__Items listed in a dataset__:
--------------------------------
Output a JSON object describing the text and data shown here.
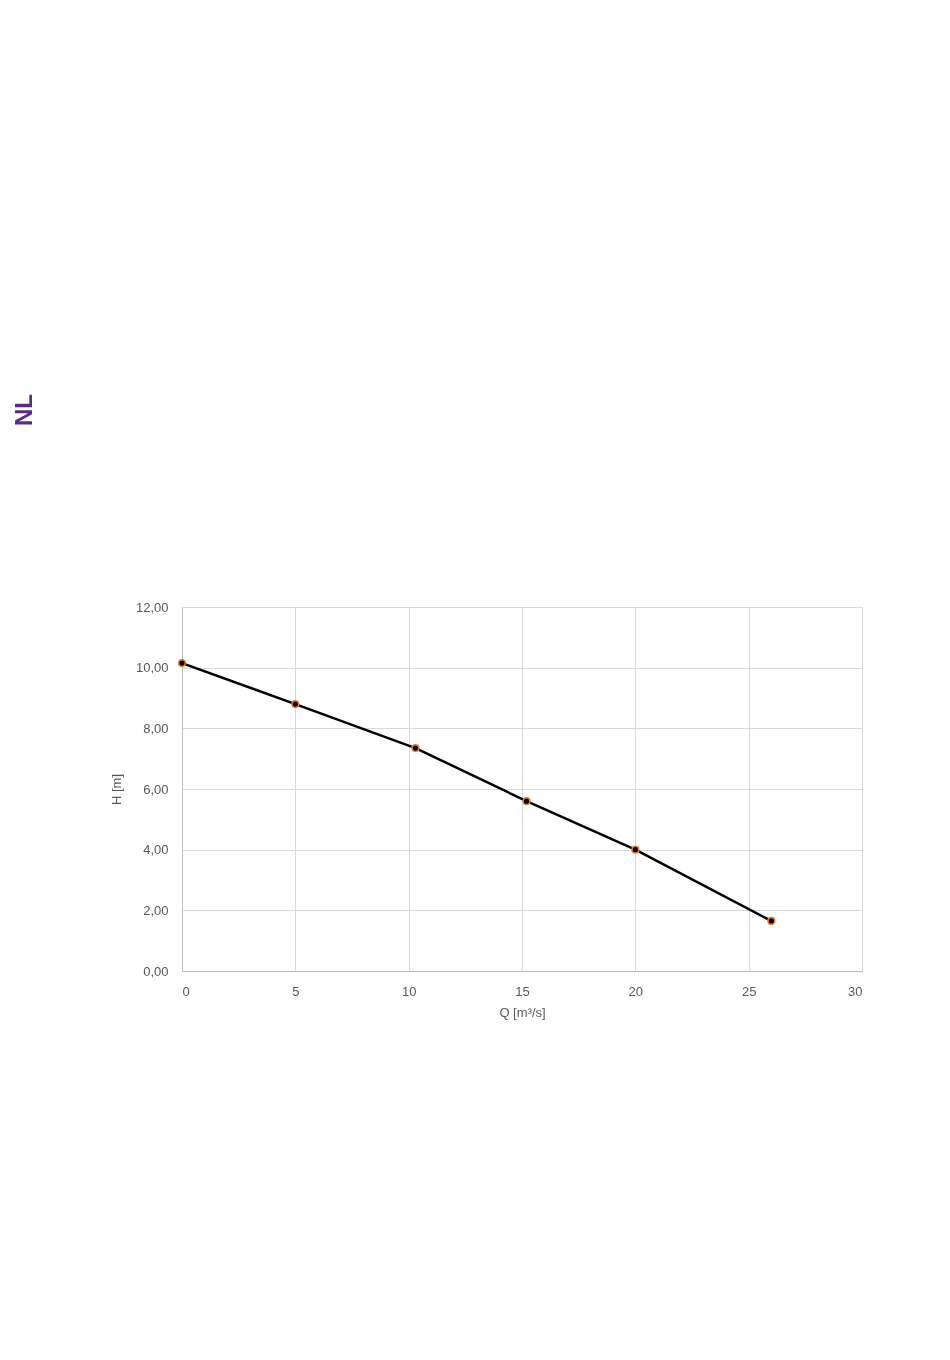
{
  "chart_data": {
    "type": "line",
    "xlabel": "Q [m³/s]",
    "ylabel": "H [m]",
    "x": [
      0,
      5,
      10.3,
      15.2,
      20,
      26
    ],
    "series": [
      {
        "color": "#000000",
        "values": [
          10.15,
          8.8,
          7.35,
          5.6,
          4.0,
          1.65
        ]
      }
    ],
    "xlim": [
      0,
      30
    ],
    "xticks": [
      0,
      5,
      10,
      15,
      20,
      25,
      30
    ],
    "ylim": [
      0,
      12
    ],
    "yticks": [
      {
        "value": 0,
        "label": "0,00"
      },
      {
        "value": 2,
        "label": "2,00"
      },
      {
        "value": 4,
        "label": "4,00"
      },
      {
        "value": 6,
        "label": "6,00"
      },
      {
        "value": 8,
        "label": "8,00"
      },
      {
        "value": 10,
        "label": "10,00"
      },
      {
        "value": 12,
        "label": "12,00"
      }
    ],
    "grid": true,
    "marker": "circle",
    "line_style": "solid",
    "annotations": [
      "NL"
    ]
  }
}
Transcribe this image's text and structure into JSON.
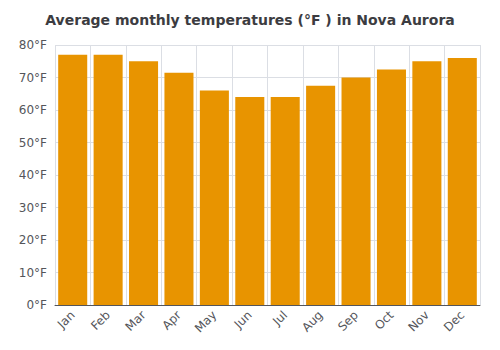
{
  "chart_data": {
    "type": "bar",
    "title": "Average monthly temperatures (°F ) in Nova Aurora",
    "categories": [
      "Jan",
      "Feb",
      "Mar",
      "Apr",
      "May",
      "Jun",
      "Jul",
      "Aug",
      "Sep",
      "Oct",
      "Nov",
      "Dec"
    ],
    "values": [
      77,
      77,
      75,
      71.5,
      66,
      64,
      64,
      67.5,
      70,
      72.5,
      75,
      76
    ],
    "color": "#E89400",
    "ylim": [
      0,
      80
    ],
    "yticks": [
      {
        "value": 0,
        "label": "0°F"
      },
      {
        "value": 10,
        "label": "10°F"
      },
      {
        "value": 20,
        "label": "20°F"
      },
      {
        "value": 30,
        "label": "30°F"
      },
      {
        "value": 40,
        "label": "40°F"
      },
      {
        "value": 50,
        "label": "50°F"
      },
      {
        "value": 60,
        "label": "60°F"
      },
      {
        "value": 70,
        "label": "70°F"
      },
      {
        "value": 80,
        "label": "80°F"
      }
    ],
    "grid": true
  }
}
--------------------------------
__TASK TO COMPLETE__:
Copy out only the lines beginning at the line with "Transcribe this image's" and ending at the last line of the entries. Keep them exact; drop pictures.

__TASK RESULT__:
Transcribe this image's text and structure into JSON.
{
  "chart_data": {
    "type": "bar",
    "title": "Average monthly temperatures (°F ) in Nova Aurora",
    "categories": [
      "Jan",
      "Feb",
      "Mar",
      "Apr",
      "May",
      "Jun",
      "Jul",
      "Aug",
      "Sep",
      "Oct",
      "Nov",
      "Dec"
    ],
    "values": [
      77,
      77,
      75,
      71.5,
      66,
      64,
      64,
      67.5,
      70,
      72.5,
      75,
      76
    ],
    "color": "#E89400",
    "ylim": [
      0,
      80
    ],
    "yticks": [
      {
        "value": 0,
        "label": "0°F"
      },
      {
        "value": 10,
        "label": "10°F"
      },
      {
        "value": 20,
        "label": "20°F"
      },
      {
        "value": 30,
        "label": "30°F"
      },
      {
        "value": 40,
        "label": "40°F"
      },
      {
        "value": 50,
        "label": "50°F"
      },
      {
        "value": 60,
        "label": "60°F"
      },
      {
        "value": 70,
        "label": "70°F"
      },
      {
        "value": 80,
        "label": "80°F"
      }
    ],
    "grid": true
  }
}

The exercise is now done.